Records:

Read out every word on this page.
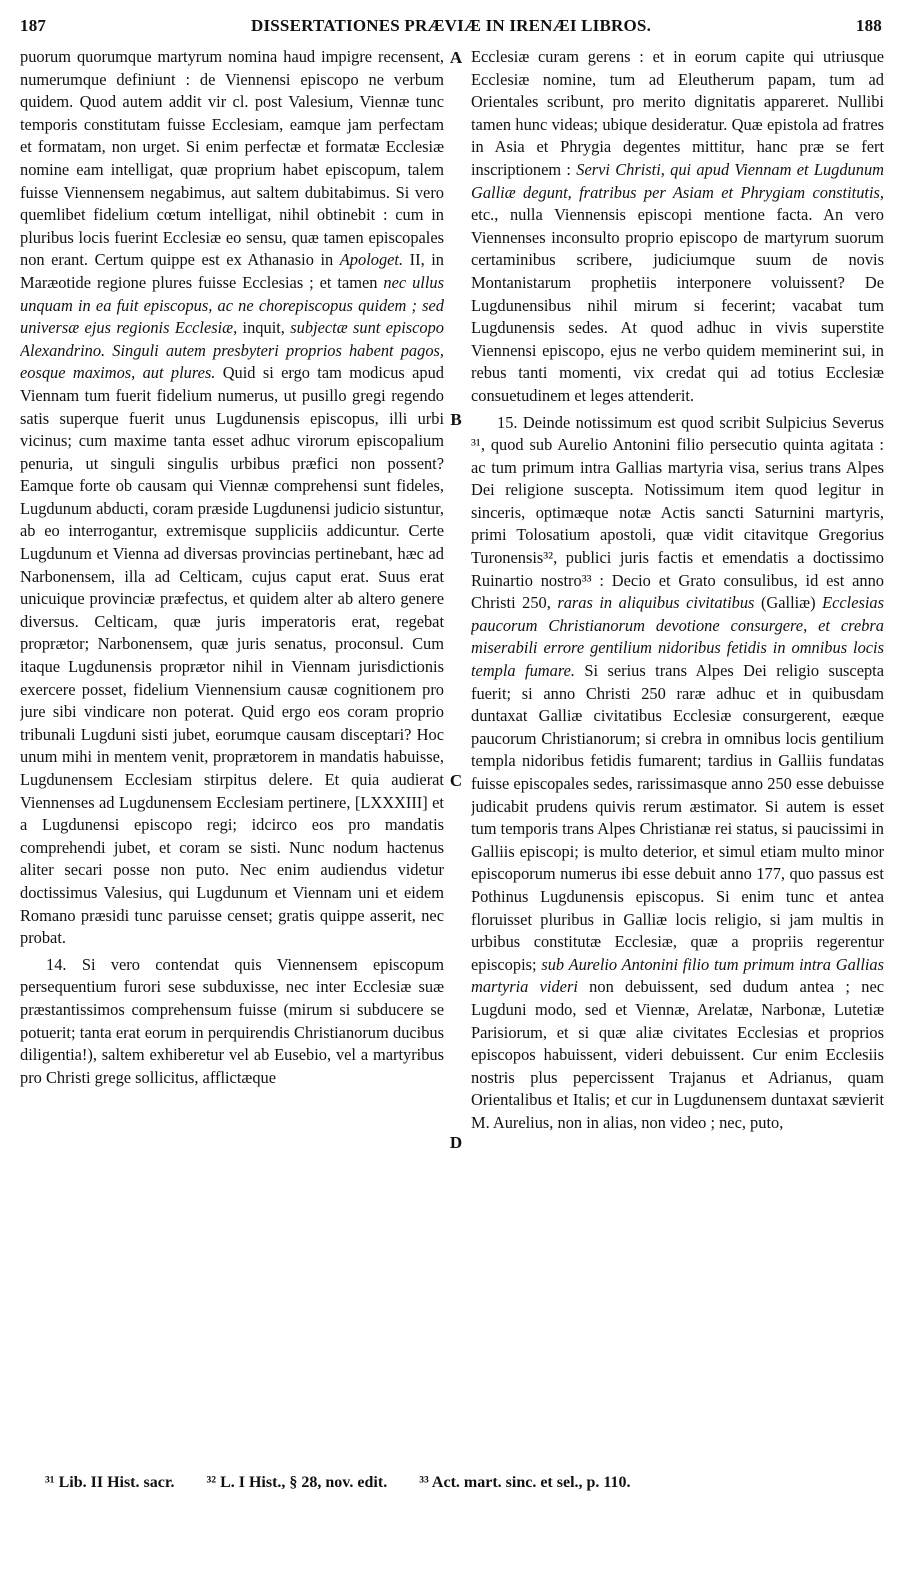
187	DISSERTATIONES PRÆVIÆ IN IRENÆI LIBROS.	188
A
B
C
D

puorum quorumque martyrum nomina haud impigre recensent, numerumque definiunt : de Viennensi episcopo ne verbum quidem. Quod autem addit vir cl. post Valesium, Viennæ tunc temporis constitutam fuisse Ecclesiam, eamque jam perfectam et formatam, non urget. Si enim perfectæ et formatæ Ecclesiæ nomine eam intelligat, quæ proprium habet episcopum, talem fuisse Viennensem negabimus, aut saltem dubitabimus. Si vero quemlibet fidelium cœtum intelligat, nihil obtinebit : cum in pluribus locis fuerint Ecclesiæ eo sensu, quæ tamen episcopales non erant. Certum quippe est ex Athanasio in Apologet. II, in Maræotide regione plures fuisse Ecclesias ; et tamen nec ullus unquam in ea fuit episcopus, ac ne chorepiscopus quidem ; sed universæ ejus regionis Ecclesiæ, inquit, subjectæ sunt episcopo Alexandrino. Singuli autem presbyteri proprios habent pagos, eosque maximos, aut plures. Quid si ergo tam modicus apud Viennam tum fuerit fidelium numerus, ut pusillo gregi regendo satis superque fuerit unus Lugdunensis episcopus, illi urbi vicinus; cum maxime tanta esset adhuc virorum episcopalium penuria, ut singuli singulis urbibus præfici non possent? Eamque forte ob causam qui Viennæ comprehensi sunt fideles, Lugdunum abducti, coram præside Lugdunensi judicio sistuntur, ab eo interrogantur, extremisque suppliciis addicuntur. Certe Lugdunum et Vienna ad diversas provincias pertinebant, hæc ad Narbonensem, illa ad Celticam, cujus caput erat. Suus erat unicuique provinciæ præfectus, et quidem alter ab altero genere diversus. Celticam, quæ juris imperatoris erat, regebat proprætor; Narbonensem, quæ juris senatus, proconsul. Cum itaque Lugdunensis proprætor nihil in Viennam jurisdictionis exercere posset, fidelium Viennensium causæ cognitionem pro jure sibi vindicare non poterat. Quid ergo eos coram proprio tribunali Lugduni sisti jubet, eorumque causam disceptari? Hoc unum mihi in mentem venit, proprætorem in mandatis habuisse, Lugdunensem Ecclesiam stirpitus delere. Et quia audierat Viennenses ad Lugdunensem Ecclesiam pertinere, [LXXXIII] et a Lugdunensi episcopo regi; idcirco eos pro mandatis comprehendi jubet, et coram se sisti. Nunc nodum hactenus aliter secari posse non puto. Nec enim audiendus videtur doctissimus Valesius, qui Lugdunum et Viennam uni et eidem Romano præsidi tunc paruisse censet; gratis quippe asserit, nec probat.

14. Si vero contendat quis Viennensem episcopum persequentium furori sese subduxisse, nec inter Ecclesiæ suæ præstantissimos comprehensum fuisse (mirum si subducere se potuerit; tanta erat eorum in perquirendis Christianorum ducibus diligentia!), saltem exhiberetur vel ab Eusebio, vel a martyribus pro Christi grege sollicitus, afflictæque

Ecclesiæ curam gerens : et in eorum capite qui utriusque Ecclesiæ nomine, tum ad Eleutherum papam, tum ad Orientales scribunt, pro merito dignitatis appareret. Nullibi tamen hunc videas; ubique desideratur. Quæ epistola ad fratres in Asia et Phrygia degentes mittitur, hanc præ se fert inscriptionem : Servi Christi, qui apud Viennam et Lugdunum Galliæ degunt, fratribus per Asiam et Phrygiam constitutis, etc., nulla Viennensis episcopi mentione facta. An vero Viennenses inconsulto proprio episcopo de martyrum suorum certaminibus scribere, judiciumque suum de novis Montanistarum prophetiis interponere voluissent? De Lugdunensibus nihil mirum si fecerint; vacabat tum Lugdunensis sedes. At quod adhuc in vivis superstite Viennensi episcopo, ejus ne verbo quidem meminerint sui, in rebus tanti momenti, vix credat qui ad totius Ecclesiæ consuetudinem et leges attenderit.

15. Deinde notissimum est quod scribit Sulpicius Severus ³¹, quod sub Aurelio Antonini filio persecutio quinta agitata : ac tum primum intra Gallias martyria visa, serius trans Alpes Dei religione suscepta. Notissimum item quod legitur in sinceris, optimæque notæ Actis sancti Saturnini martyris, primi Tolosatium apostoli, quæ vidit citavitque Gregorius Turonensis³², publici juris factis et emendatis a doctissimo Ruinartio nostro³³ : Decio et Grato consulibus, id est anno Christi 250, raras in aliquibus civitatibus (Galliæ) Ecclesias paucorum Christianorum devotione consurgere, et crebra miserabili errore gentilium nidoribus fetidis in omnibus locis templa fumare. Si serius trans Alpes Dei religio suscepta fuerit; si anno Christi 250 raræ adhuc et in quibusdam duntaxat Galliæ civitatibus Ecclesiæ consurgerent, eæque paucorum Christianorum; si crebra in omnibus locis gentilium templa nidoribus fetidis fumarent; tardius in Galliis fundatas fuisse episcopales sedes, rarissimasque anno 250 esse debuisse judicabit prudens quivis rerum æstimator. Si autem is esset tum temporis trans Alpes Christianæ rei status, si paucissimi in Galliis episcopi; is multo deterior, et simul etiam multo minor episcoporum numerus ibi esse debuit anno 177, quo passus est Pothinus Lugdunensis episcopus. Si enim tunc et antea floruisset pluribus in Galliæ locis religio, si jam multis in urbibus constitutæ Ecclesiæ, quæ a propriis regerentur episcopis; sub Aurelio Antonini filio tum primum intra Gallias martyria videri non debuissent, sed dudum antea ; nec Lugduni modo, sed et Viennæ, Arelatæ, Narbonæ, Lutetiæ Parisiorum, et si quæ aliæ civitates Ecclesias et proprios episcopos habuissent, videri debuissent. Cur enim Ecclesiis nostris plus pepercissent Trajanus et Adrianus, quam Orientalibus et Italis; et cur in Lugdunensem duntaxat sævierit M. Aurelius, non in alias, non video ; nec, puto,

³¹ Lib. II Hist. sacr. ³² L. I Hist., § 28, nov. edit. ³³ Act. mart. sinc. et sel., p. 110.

---

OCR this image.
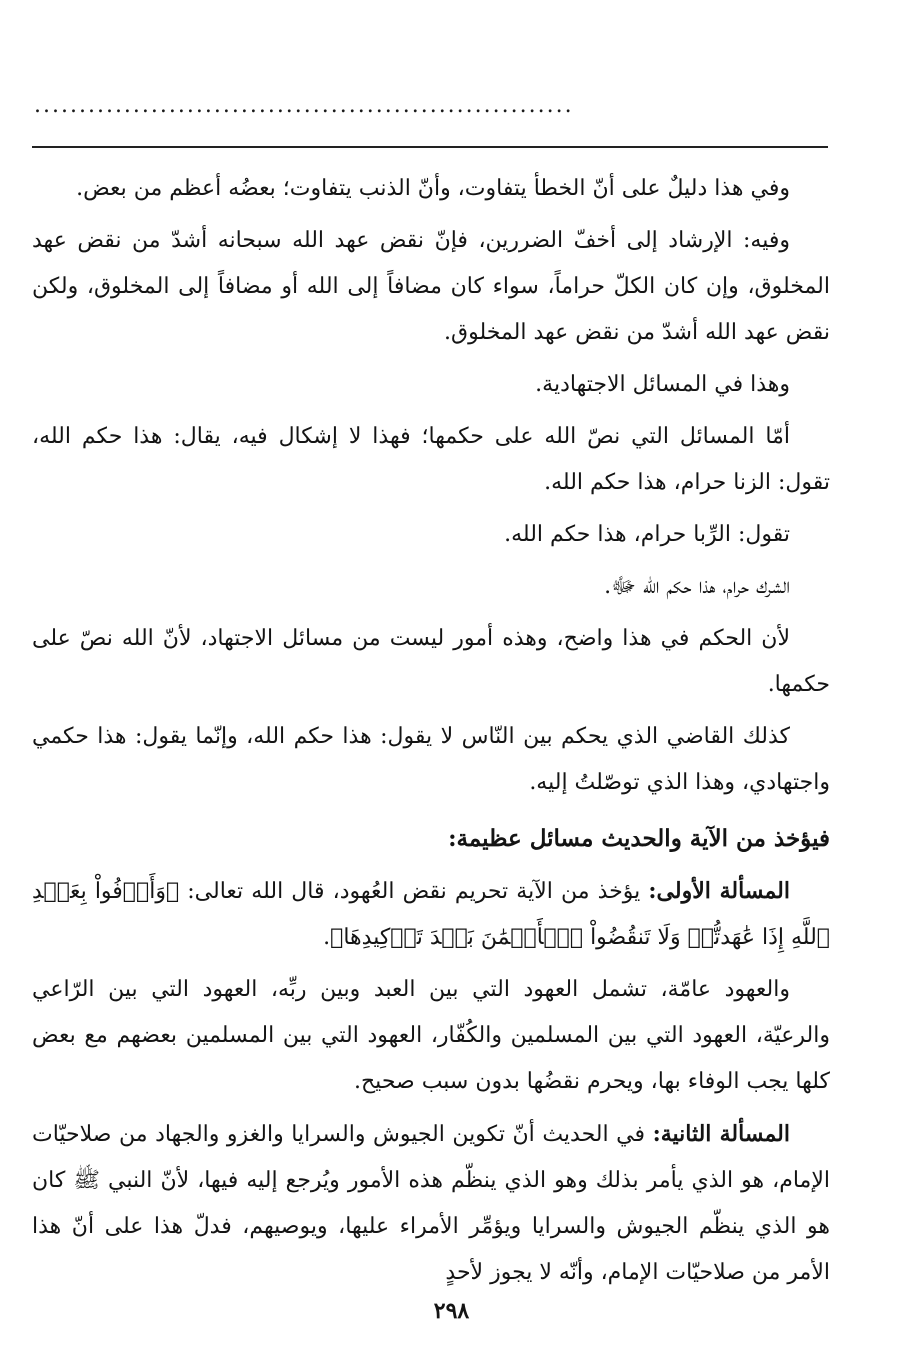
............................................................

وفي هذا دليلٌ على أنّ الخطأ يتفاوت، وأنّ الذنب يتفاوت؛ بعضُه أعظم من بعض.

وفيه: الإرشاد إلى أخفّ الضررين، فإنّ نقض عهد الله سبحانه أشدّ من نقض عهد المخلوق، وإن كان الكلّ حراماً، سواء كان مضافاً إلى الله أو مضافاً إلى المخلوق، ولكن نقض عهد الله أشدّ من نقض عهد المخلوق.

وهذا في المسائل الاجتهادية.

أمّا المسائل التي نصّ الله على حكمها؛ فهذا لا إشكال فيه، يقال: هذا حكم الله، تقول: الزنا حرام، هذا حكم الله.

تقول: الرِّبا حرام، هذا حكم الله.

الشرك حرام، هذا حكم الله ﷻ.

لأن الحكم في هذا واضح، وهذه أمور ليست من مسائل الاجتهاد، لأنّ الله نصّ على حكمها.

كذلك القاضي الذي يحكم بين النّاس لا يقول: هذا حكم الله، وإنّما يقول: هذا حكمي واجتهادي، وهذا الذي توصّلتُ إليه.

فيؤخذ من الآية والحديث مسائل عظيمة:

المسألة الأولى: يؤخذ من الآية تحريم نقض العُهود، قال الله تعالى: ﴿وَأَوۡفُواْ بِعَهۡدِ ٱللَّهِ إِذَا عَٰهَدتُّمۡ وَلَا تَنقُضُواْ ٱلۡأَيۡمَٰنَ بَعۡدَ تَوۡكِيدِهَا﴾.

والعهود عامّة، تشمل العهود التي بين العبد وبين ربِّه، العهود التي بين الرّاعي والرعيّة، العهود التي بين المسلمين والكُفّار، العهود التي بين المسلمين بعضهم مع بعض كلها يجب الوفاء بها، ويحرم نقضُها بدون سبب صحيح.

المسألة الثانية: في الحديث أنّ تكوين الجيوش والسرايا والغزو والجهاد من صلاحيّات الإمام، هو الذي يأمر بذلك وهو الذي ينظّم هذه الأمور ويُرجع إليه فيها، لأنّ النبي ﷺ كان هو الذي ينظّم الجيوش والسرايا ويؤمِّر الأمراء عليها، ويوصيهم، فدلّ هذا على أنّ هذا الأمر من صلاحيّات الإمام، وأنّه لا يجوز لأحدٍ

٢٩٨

Problem description: Write out every line of the entries that holds the word "المسائل".

Full answer:
وهذا في المسائل الاجتهادية.
أمّا المسائل التي نصّ الله على حكمها؛ فهذا لا إشكال فيه، يقال: هذا حكم الله، تقول: الزنا حرام، هذا حكم الله.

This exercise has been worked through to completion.